(Some records)
- - - - - - -

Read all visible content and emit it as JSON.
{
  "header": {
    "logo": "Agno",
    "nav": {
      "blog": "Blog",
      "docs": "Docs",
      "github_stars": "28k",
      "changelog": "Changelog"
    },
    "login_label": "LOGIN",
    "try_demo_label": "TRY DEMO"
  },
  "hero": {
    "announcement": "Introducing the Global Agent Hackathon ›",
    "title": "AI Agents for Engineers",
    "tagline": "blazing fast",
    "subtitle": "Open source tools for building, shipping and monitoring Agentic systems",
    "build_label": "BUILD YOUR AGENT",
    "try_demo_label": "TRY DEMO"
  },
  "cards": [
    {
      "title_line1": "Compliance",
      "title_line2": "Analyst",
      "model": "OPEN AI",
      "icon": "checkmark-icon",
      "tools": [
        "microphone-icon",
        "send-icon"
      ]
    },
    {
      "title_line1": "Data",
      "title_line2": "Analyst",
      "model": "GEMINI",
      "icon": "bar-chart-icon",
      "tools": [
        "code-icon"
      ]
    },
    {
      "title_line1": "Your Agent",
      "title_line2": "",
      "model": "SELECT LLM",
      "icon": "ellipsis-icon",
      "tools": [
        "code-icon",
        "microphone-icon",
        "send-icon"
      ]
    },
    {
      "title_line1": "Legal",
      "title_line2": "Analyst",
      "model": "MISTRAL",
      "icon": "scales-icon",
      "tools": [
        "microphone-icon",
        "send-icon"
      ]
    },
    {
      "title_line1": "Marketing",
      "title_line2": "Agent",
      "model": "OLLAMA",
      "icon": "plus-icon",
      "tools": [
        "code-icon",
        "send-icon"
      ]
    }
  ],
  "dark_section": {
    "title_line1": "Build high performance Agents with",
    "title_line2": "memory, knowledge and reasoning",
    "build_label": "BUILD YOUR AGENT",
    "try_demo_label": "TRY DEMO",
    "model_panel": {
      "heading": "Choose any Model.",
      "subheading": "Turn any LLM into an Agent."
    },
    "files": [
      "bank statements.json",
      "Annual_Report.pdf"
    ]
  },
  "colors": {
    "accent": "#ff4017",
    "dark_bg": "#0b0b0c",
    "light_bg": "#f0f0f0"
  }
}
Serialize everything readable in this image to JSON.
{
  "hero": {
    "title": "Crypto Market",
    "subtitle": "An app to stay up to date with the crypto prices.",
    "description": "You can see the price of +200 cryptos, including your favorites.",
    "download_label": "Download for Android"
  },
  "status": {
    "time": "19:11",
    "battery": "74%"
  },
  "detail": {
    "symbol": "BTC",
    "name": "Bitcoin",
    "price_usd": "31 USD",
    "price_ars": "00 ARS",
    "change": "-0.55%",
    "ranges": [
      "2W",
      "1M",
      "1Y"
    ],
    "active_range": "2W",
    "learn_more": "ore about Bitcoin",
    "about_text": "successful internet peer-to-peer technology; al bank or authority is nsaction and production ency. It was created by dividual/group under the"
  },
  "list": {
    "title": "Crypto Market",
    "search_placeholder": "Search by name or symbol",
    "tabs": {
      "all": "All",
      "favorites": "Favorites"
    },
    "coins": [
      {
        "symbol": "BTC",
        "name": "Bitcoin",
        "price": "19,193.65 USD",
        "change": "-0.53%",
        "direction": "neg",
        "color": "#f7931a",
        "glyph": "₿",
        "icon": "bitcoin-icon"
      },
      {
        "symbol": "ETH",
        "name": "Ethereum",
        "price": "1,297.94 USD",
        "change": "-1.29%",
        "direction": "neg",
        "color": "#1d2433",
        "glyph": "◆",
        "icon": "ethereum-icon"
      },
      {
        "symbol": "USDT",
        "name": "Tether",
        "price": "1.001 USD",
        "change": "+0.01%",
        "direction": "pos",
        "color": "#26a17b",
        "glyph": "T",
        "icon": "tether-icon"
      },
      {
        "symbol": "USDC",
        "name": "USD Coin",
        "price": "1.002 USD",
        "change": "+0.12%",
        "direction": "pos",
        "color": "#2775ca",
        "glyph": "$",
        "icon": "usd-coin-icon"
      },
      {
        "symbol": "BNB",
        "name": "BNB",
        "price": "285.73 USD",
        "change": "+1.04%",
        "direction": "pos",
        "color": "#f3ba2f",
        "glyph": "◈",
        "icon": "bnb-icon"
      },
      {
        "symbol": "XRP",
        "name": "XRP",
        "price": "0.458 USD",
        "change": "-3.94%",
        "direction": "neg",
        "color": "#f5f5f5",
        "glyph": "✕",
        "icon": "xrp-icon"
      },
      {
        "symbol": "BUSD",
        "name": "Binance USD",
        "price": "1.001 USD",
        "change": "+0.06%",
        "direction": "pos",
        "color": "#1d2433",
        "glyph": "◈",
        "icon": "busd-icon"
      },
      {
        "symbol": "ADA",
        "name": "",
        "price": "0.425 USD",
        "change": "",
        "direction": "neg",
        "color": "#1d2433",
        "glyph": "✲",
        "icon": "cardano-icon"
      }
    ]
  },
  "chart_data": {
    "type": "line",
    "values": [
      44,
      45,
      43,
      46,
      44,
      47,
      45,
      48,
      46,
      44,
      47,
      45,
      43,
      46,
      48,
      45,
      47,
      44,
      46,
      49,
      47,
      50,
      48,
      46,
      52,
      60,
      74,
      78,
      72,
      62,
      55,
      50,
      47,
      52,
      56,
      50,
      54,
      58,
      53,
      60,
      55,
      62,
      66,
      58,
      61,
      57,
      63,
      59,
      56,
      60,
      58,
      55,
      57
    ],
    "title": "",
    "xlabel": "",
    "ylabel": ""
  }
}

- - - - - - -

-- Requirements --
Please reproduce all of the entries exactly as they stand.

-- Solution --
Read all visible content and emit it as JSON.
{
  "header": {
    "logo": "Agno",
    "nav": {
      "blog": "Blog",
      "docs": "Docs",
      "github_stars": "28k",
      "changelog": "Changelog"
    },
    "login_label": "LOGIN",
    "try_demo_label": "TRY DEMO"
  },
  "hero": {
    "announcement": "Introducing the Global Agent Hackathon ›",
    "title": "AI Agents for Engineers",
    "tagline": "blazing fast",
    "subtitle": "Open source tools for building, shipping and monitoring Agentic systems",
    "build_label": "BUILD YOUR AGENT",
    "try_demo_label": "TRY DEMO"
  },
  "cards": [
    {
      "title_line1": "Compliance",
      "title_line2": "Analyst",
      "model": "OPEN AI",
      "icon": "checkmark-icon",
      "tools": [
        "microphone-icon",
        "send-icon"
      ]
    },
    {
      "title_line1": "Data",
      "title_line2": "Analyst",
      "model": "GEMINI",
      "icon": "bar-chart-icon",
      "tools": [
        "code-icon"
      ]
    },
    {
      "title_line1": "Your Agent",
      "title_line2": "",
      "model": "SELECT LLM",
      "icon": "ellipsis-icon",
      "tools": [
        "code-icon",
        "microphone-icon",
        "send-icon"
      ]
    },
    {
      "title_line1": "Legal",
      "title_line2": "Analyst",
      "model": "MISTRAL",
      "icon": "scales-icon",
      "tools": [
        "microphone-icon",
        "send-icon"
      ]
    },
    {
      "title_line1": "Marketing",
      "title_line2": "Agent",
      "model": "OLLAMA",
      "icon": "plus-icon",
      "tools": [
        "code-icon",
        "send-icon"
      ]
    }
  ],
  "dark_section": {
    "title_line1": "Build high performance Agents with",
    "title_line2": "memory, knowledge and reasoning",
    "build_label": "BUILD YOUR AGENT",
    "try_demo_label": "TRY DEMO",
    "model_panel": {
      "heading": "Choose any Model.",
      "subheading": "Turn any LLM into an Agent."
    },
    "files": [
      "bank statements.json",
      "Annual_Report.pdf"
    ]
  },
  "colors": {
    "accent": "#ff4017",
    "dark_bg": "#0b0b0c",
    "light_bg": "#f0f0f0"
  }
}
Serialize everything readable in this image to JSON.
{
  "hero": {
    "title": "Crypto Market",
    "subtitle": "An app to stay up to date with the crypto prices.",
    "description": "You can see the price of +200 cryptos, including your favorites.",
    "download_label": "Download for Android"
  },
  "status": {
    "time": "19:11",
    "battery": "74%"
  },
  "detail": {
    "symbol": "BTC",
    "name": "Bitcoin",
    "price_usd": "31 USD",
    "price_ars": "00 ARS",
    "change": "-0.55%",
    "ranges": [
      "2W",
      "1M",
      "1Y"
    ],
    "active_range": "2W",
    "learn_more": "ore about Bitcoin",
    "about_text": "successful internet peer-to-peer technology; al bank or authority is nsaction and production ency. It was created by dividual/group under the"
  },
  "list": {
    "title": "Crypto Market",
    "search_placeholder": "Search by name or symbol",
    "tabs": {
      "all": "All",
      "favorites": "Favorites"
    },
    "coins": [
      {
        "symbol": "BTC",
        "name": "Bitcoin",
        "price": "19,193.65 USD",
        "change": "-0.53%",
        "direction": "neg",
        "color": "#f7931a",
        "glyph": "₿",
        "icon": "bitcoin-icon"
      },
      {
        "symbol": "ETH",
        "name": "Ethereum",
        "price": "1,297.94 USD",
        "change": "-1.29%",
        "direction": "neg",
        "color": "#1d2433",
        "glyph": "◆",
        "icon": "ethereum-icon"
      },
      {
        "symbol": "USDT",
        "name": "Tether",
        "price": "1.001 USD",
        "change": "+0.01%",
        "direction": "pos",
        "color": "#26a17b",
        "glyph": "T",
        "icon": "tether-icon"
      },
      {
        "symbol": "USDC",
        "name": "USD Coin",
        "price": "1.002 USD",
        "change": "+0.12%",
        "direction": "pos",
        "color": "#2775ca",
        "glyph": "$",
        "icon": "usd-coin-icon"
      },
      {
        "symbol": "BNB",
        "name": "BNB",
        "price": "285.73 USD",
        "change": "+1.04%",
        "direction": "pos",
        "color": "#f3ba2f",
        "glyph": "◈",
        "icon": "bnb-icon"
      },
      {
        "symbol": "XRP",
        "name": "XRP",
        "price": "0.458 USD",
        "change": "-3.94%",
        "direction": "neg",
        "color": "#f5f5f5",
        "glyph": "✕",
        "icon": "xrp-icon"
      },
      {
        "symbol": "BUSD",
        "name": "Binance USD",
        "price": "1.001 USD",
        "change": "+0.06%",
        "direction": "pos",
        "color": "#1d2433",
        "glyph": "◈",
        "icon": "busd-icon"
      },
      {
        "symbol": "ADA",
        "name": "",
        "price": "0.425 USD",
        "change": "",
        "direction": "neg",
        "color": "#1d2433",
        "glyph": "✲",
        "icon": "cardano-icon"
      }
    ]
  },
  "chart_data": {
    "type": "line",
    "values": [
      44,
      45,
      43,
      46,
      44,
      47,
      45,
      48,
      46,
      44,
      47,
      45,
      43,
      46,
      48,
      45,
      47,
      44,
      46,
      49,
      47,
      50,
      48,
      46,
      52,
      60,
      74,
      78,
      72,
      62,
      55,
      50,
      47,
      52,
      56,
      50,
      54,
      58,
      53,
      60,
      55,
      62,
      66,
      58,
      61,
      57,
      63,
      59,
      56,
      60,
      58,
      55,
      57
    ],
    "title": "",
    "xlabel": "",
    "ylabel": ""
  }
}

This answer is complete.